** Begin INPUT RECORDS **
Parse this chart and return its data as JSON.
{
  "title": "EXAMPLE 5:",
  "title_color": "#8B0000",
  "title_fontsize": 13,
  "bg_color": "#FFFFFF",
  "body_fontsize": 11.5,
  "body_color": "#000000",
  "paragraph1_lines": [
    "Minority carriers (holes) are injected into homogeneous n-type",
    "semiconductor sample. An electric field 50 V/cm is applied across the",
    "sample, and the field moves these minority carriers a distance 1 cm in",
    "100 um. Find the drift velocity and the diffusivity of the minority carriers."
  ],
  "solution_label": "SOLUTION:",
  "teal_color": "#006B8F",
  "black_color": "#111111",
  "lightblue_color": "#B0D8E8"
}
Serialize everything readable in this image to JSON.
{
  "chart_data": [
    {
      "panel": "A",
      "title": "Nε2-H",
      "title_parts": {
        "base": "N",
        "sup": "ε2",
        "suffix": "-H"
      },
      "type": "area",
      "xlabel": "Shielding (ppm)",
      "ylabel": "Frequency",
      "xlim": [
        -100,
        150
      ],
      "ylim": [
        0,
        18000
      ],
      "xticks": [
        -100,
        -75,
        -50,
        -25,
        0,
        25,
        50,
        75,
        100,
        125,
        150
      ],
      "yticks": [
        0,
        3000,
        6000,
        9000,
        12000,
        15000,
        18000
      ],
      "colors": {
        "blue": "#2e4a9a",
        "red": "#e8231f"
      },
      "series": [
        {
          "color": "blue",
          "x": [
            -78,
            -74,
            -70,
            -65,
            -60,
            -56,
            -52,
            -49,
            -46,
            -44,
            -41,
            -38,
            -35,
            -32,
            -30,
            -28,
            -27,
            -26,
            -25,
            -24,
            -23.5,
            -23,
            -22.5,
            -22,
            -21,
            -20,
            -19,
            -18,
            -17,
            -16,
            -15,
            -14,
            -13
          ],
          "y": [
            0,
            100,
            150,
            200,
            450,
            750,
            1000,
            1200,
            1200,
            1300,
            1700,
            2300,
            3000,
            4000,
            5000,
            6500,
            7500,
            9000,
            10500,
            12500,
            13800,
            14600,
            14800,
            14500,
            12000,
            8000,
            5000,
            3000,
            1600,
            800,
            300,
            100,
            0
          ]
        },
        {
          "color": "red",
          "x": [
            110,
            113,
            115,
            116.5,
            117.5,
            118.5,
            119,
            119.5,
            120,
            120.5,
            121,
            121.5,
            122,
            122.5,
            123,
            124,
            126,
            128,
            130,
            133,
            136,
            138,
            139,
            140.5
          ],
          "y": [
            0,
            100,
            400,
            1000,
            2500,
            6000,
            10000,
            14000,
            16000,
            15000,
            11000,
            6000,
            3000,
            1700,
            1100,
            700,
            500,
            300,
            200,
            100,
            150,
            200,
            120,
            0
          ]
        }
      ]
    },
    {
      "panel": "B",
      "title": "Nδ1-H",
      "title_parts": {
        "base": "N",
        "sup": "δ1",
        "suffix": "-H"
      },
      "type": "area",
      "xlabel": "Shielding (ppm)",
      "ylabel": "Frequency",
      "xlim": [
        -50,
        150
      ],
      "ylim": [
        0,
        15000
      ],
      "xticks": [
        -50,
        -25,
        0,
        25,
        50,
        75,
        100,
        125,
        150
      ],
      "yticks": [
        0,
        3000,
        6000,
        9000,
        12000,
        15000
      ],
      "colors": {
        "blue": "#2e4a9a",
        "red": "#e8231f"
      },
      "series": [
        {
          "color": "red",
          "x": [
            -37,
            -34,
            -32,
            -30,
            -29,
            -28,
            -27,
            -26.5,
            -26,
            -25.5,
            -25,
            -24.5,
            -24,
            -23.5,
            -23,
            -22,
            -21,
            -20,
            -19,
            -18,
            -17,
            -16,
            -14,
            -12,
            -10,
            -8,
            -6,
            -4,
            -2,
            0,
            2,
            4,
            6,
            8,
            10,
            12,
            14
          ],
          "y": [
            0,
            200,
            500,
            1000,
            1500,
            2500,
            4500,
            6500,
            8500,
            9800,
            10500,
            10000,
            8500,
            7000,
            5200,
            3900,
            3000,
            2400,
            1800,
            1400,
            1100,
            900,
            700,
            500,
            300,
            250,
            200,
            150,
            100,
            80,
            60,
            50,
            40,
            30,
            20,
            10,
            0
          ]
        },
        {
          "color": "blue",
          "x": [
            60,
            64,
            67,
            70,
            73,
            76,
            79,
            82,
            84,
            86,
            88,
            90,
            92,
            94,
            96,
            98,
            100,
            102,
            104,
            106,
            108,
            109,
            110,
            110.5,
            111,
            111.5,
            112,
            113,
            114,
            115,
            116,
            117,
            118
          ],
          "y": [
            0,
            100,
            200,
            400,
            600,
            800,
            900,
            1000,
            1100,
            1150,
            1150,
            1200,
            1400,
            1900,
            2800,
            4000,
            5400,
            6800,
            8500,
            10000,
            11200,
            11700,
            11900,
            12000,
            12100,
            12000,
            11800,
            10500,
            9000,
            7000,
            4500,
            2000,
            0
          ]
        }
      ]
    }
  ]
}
** End INPUT RECORDS **
GIVEN TASK: Copy down the whole of the data above, matching it exactly.

CORRECT OUTPUT:
Parse this chart and return its data as JSON.
{
  "title": "EXAMPLE 5:",
  "title_color": "#8B0000",
  "title_fontsize": 13,
  "bg_color": "#FFFFFF",
  "body_fontsize": 11.5,
  "body_color": "#000000",
  "paragraph1_lines": [
    "Minority carriers (holes) are injected into homogeneous n-type",
    "semiconductor sample. An electric field 50 V/cm is applied across the",
    "sample, and the field moves these minority carriers a distance 1 cm in",
    "100 um. Find the drift velocity and the diffusivity of the minority carriers."
  ],
  "solution_label": "SOLUTION:",
  "teal_color": "#006B8F",
  "black_color": "#111111",
  "lightblue_color": "#B0D8E8"
}
Serialize everything readable in this image to JSON.
{
  "chart_data": [
    {
      "panel": "A",
      "title": "Nε2-H",
      "title_parts": {
        "base": "N",
        "sup": "ε2",
        "suffix": "-H"
      },
      "type": "area",
      "xlabel": "Shielding (ppm)",
      "ylabel": "Frequency",
      "xlim": [
        -100,
        150
      ],
      "ylim": [
        0,
        18000
      ],
      "xticks": [
        -100,
        -75,
        -50,
        -25,
        0,
        25,
        50,
        75,
        100,
        125,
        150
      ],
      "yticks": [
        0,
        3000,
        6000,
        9000,
        12000,
        15000,
        18000
      ],
      "colors": {
        "blue": "#2e4a9a",
        "red": "#e8231f"
      },
      "series": [
        {
          "color": "blue",
          "x": [
            -78,
            -74,
            -70,
            -65,
            -60,
            -56,
            -52,
            -49,
            -46,
            -44,
            -41,
            -38,
            -35,
            -32,
            -30,
            -28,
            -27,
            -26,
            -25,
            -24,
            -23.5,
            -23,
            -22.5,
            -22,
            -21,
            -20,
            -19,
            -18,
            -17,
            -16,
            -15,
            -14,
            -13
          ],
          "y": [
            0,
            100,
            150,
            200,
            450,
            750,
            1000,
            1200,
            1200,
            1300,
            1700,
            2300,
            3000,
            4000,
            5000,
            6500,
            7500,
            9000,
            10500,
            12500,
            13800,
            14600,
            14800,
            14500,
            12000,
            8000,
            5000,
            3000,
            1600,
            800,
            300,
            100,
            0
          ]
        },
        {
          "color": "red",
          "x": [
            110,
            113,
            115,
            116.5,
            117.5,
            118.5,
            119,
            119.5,
            120,
            120.5,
            121,
            121.5,
            122,
            122.5,
            123,
            124,
            126,
            128,
            130,
            133,
            136,
            138,
            139,
            140.5
          ],
          "y": [
            0,
            100,
            400,
            1000,
            2500,
            6000,
            10000,
            14000,
            16000,
            15000,
            11000,
            6000,
            3000,
            1700,
            1100,
            700,
            500,
            300,
            200,
            100,
            150,
            200,
            120,
            0
          ]
        }
      ]
    },
    {
      "panel": "B",
      "title": "Nδ1-H",
      "title_parts": {
        "base": "N",
        "sup": "δ1",
        "suffix": "-H"
      },
      "type": "area",
      "xlabel": "Shielding (ppm)",
      "ylabel": "Frequency",
      "xlim": [
        -50,
        150
      ],
      "ylim": [
        0,
        15000
      ],
      "xticks": [
        -50,
        -25,
        0,
        25,
        50,
        75,
        100,
        125,
        150
      ],
      "yticks": [
        0,
        3000,
        6000,
        9000,
        12000,
        15000
      ],
      "colors": {
        "blue": "#2e4a9a",
        "red": "#e8231f"
      },
      "series": [
        {
          "color": "red",
          "x": [
            -37,
            -34,
            -32,
            -30,
            -29,
            -28,
            -27,
            -26.5,
            -26,
            -25.5,
            -25,
            -24.5,
            -24,
            -23.5,
            -23,
            -22,
            -21,
            -20,
            -19,
            -18,
            -17,
            -16,
            -14,
            -12,
            -10,
            -8,
            -6,
            -4,
            -2,
            0,
            2,
            4,
            6,
            8,
            10,
            12,
            14
          ],
          "y": [
            0,
            200,
            500,
            1000,
            1500,
            2500,
            4500,
            6500,
            8500,
            9800,
            10500,
            10000,
            8500,
            7000,
            5200,
            3900,
            3000,
            2400,
            1800,
            1400,
            1100,
            900,
            700,
            500,
            300,
            250,
            200,
            150,
            100,
            80,
            60,
            50,
            40,
            30,
            20,
            10,
            0
          ]
        },
        {
          "color": "blue",
          "x": [
            60,
            64,
            67,
            70,
            73,
            76,
            79,
            82,
            84,
            86,
            88,
            90,
            92,
            94,
            96,
            98,
            100,
            102,
            104,
            106,
            108,
            109,
            110,
            110.5,
            111,
            111.5,
            112,
            113,
            114,
            115,
            116,
            117,
            118
          ],
          "y": [
            0,
            100,
            200,
            400,
            600,
            800,
            900,
            1000,
            1100,
            1150,
            1150,
            1200,
            1400,
            1900,
            2800,
            4000,
            5400,
            6800,
            8500,
            10000,
            11200,
            11700,
            11900,
            12000,
            12100,
            12000,
            11800,
            10500,
            9000,
            7000,
            4500,
            2000,
            0
          ]
        }
      ]
    }
  ]
}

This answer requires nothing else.